*The problem:*
Write only the number of lines in the records beneath that hold "throws".

*Listed entries:*
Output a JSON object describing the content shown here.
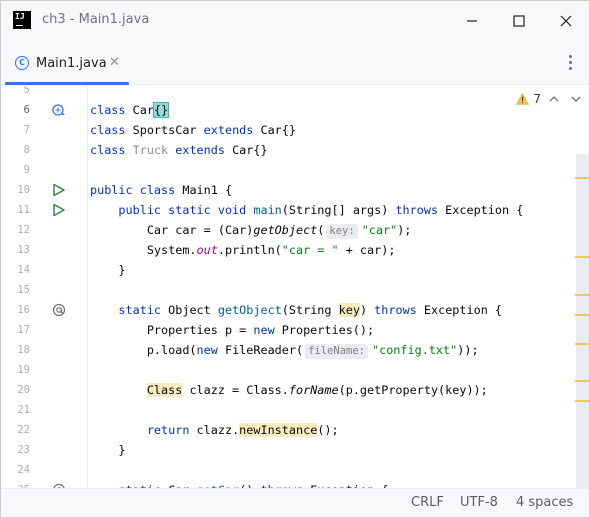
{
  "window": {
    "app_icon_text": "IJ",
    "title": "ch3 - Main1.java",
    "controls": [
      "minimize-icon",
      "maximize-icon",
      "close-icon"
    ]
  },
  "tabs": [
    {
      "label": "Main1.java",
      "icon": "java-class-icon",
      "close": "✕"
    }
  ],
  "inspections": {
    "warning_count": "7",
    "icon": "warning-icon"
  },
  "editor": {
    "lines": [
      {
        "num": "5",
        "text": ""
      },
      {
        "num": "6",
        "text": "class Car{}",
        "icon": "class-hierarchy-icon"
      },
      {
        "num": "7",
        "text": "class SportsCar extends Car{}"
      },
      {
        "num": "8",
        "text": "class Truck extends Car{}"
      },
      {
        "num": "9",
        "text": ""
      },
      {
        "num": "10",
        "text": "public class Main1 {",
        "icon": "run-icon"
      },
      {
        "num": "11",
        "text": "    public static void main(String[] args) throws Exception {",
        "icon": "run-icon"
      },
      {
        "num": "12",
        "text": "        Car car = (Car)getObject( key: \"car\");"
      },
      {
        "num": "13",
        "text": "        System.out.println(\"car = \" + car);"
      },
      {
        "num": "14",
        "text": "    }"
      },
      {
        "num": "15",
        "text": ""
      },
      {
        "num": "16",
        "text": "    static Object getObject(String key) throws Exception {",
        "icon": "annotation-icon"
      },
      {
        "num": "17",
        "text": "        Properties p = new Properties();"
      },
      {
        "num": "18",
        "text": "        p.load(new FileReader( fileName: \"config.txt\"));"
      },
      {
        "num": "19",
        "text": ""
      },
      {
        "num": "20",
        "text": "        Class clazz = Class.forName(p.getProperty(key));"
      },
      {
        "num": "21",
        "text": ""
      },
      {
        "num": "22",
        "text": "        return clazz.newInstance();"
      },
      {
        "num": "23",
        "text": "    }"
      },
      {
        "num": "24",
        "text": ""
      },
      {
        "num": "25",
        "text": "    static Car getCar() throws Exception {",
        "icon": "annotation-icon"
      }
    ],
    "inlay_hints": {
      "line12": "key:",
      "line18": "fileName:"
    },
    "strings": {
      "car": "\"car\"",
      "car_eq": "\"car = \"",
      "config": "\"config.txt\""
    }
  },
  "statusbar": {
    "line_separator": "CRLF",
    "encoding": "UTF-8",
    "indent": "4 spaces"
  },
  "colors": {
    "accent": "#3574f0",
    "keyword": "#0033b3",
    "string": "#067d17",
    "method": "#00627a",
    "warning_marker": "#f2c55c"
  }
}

*The answer:*
3